* [WHAT IS BEING ASKED]: List each line of the data in which the string "владелец" appears.

[Dataset items]
** Begin **
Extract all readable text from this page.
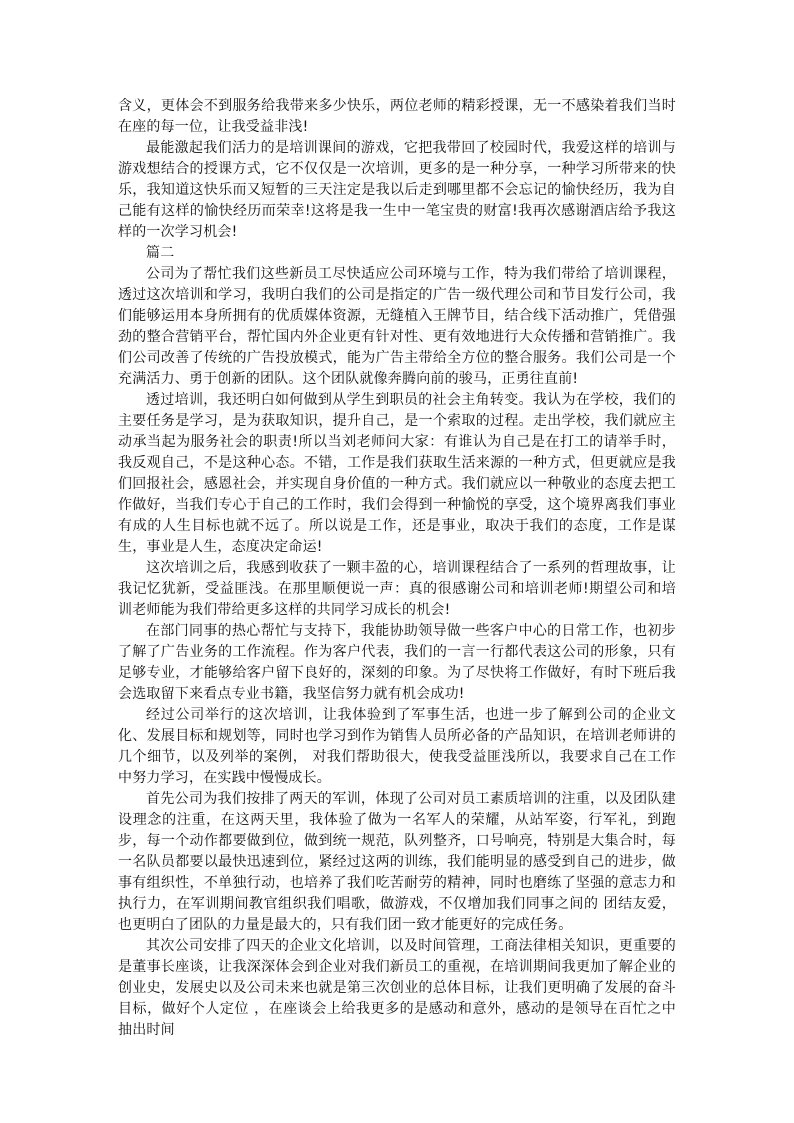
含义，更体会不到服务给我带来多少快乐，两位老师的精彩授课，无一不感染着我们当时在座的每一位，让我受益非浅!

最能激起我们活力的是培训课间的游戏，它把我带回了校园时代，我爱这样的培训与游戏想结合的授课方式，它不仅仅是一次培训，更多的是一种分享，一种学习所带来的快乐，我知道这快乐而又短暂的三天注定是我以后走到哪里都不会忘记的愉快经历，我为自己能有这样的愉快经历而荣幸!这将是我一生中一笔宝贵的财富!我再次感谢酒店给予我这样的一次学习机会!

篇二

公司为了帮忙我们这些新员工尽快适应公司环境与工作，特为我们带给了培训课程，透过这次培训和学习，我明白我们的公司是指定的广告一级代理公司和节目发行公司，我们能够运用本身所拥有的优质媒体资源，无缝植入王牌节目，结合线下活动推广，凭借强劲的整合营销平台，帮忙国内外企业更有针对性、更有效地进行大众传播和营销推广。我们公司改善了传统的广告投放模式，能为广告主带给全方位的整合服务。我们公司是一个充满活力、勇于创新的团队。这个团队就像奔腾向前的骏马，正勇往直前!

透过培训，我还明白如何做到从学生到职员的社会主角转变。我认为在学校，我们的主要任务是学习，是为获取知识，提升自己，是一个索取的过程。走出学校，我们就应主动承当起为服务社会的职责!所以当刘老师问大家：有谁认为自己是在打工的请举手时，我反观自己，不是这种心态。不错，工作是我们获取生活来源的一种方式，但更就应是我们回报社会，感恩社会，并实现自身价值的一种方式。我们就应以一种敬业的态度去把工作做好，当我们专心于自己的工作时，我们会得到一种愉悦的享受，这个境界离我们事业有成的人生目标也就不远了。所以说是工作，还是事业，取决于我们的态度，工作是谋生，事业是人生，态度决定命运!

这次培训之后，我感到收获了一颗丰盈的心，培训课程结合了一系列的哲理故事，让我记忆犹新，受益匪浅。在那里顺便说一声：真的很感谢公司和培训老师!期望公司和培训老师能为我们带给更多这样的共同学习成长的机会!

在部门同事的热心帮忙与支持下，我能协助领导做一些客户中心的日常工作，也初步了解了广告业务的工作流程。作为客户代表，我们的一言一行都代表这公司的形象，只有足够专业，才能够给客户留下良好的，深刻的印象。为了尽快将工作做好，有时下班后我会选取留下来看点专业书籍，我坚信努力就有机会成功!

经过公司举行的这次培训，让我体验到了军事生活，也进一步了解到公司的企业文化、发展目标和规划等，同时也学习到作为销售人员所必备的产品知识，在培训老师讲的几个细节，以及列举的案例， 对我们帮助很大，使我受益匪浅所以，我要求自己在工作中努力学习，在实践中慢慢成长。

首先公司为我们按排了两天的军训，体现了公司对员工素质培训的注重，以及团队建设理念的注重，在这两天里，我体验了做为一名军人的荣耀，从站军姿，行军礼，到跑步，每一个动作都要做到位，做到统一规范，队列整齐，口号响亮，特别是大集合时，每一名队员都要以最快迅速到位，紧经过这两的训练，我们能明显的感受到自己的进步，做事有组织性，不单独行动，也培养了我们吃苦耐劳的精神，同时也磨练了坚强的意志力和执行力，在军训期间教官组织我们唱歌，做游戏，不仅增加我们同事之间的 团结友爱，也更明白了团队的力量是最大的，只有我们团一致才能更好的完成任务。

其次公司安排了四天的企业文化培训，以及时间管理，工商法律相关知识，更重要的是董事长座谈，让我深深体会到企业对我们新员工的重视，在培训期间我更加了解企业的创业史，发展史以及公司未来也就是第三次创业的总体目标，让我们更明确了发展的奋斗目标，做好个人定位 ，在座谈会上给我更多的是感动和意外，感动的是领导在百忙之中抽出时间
** End **
** Begin **
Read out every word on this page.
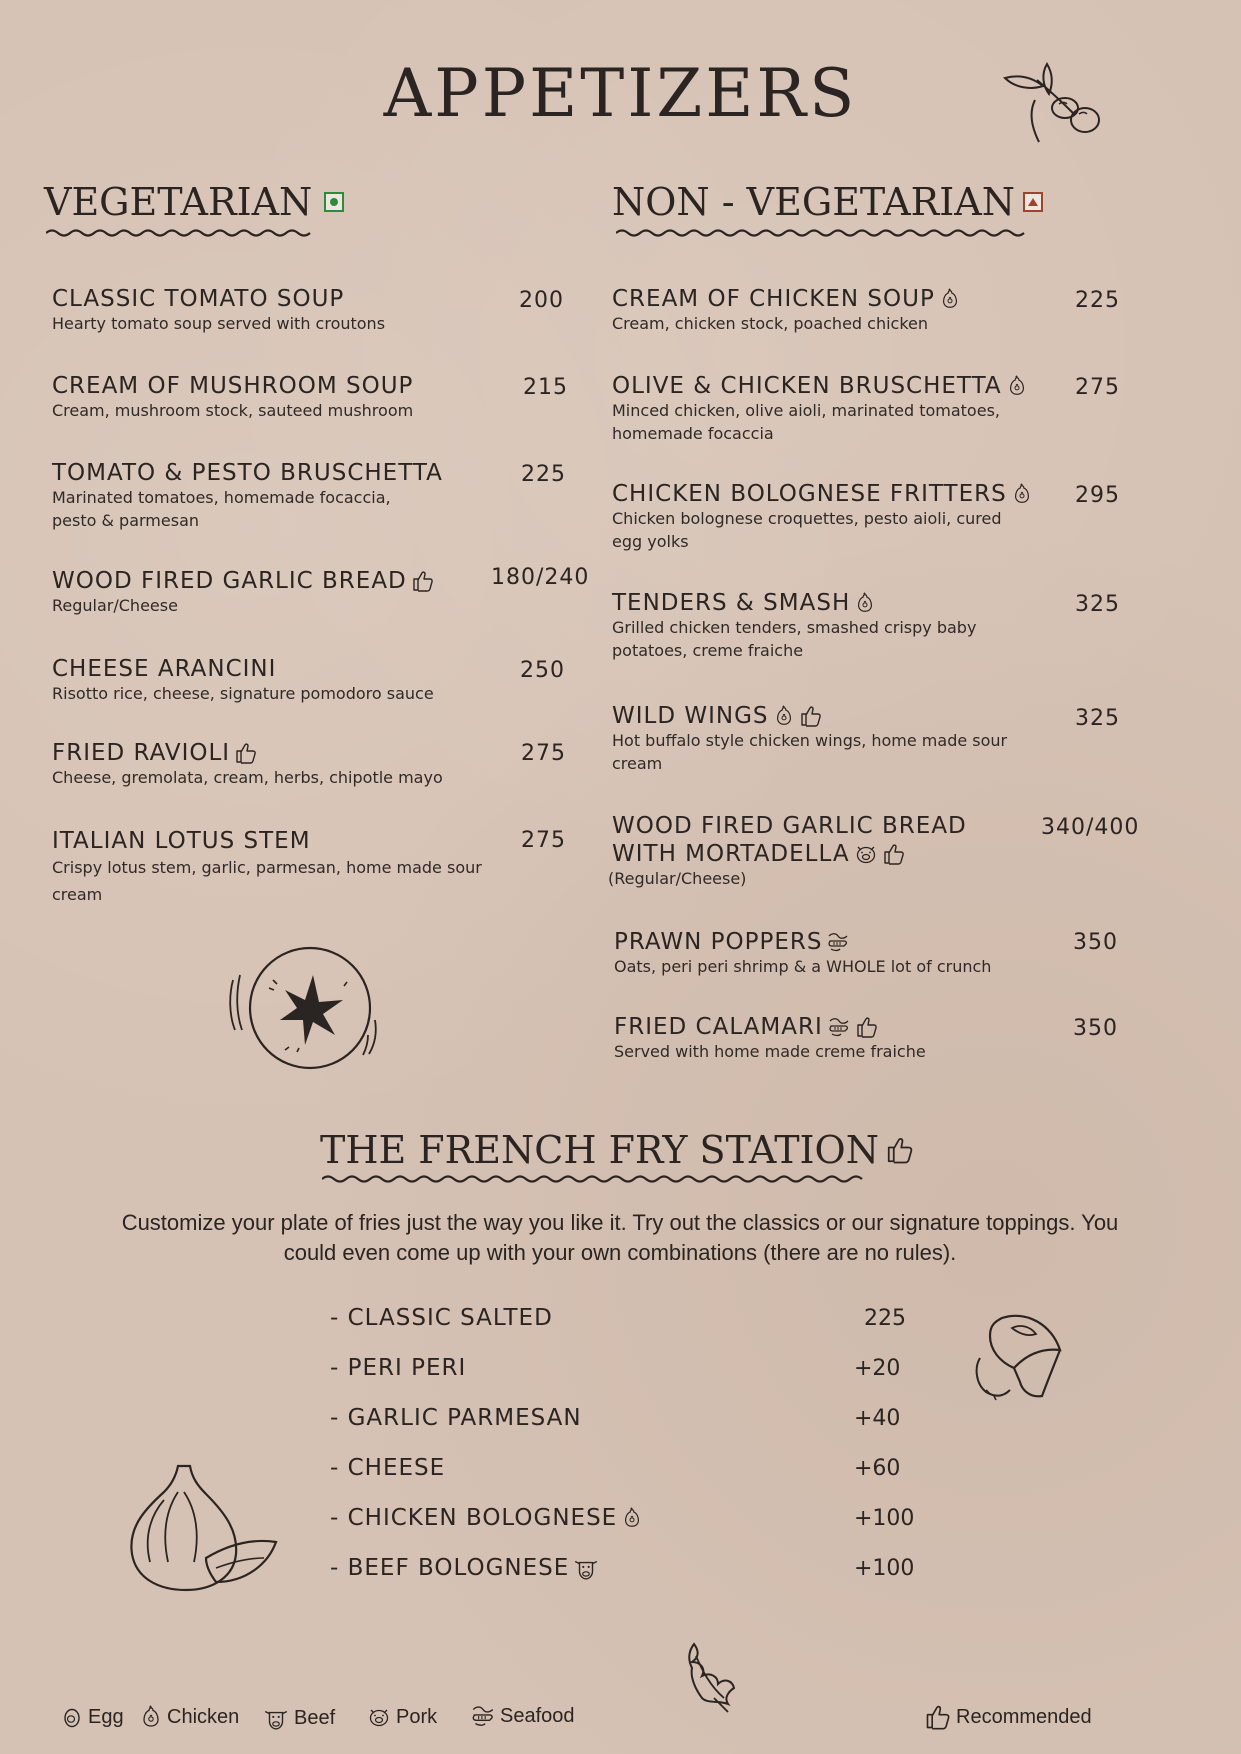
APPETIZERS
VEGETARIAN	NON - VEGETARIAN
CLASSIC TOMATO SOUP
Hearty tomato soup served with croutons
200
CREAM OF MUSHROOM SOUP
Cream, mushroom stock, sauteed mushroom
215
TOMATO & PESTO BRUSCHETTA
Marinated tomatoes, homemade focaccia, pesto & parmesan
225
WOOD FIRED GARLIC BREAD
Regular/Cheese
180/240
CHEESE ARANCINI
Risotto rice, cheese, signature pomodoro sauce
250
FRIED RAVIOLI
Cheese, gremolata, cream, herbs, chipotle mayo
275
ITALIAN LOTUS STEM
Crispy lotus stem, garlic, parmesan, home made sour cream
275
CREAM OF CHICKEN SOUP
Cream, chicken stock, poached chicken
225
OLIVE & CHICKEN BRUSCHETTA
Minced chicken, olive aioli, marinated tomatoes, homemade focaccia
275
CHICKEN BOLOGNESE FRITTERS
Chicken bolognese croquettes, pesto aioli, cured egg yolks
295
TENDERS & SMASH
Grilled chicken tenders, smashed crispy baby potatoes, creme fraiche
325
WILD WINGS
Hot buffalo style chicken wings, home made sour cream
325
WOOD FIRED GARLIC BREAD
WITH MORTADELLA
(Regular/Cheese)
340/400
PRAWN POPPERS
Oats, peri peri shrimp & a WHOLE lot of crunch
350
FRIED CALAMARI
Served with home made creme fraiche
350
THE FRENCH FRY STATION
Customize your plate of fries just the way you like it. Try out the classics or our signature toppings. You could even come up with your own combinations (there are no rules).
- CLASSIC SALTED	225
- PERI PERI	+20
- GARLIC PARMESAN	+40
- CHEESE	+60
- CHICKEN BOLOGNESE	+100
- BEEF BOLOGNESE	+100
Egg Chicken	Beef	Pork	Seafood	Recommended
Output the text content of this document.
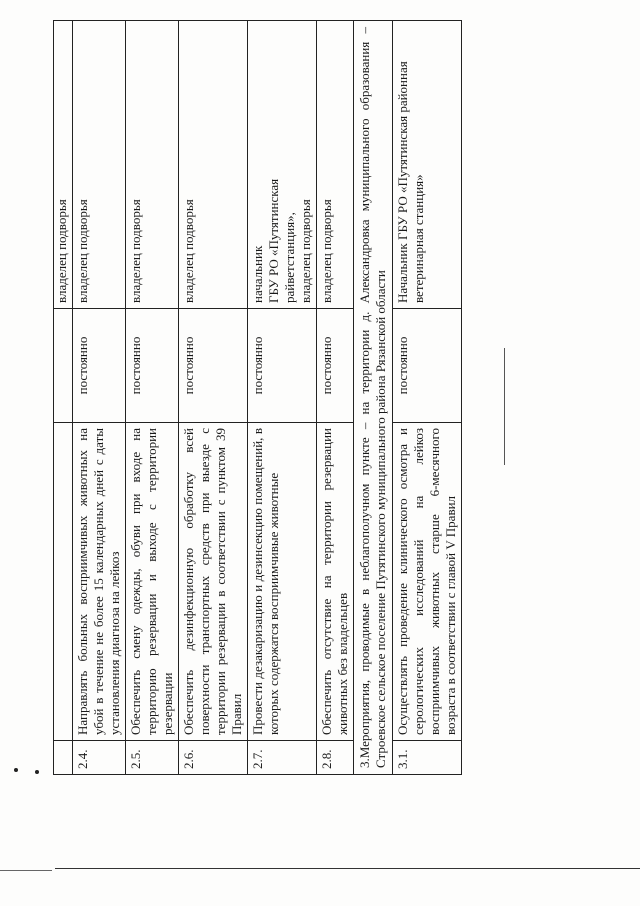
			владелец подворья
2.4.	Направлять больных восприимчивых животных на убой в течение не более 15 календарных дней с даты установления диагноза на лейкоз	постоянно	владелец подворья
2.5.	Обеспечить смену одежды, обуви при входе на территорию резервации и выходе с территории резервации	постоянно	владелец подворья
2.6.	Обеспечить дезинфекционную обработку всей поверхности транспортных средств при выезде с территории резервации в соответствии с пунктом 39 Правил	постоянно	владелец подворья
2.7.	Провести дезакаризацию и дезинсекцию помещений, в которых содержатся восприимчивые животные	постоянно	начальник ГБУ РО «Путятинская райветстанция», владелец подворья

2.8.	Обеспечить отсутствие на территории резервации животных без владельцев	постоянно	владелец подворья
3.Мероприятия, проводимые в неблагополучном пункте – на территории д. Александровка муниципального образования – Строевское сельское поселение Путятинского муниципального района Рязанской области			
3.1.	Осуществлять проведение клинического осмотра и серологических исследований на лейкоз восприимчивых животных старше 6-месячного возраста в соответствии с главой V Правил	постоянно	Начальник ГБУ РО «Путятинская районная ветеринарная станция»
** End **
* [FULL OUTPUT]:
			владелец подворья
2.4.	Направлять больных восприимчивых животных на убой в течение не более 15 календарных дней с даты установления диагноза на лейкоз	постоянно	владелец подворья
2.5.	Обеспечить смену одежды, обуви при входе на территорию резервации и выходе с территории резервации	постоянно	владелец подворья
2.6.	Обеспечить дезинфекционную обработку всей поверхности транспортных средств при выезде с территории резервации в соответствии с пунктом 39 Правил	постоянно	владелец подворья
2.7.	Провести дезакаризацию и дезинсекцию помещений, в которых содержатся восприимчивые животные	постоянно	начальник ГБУ РО «Путятинская райветстанция», владелец подворья
2.8.	Обеспечить отсутствие на территории резервации животных без владельцев	постоянно	владелец подворья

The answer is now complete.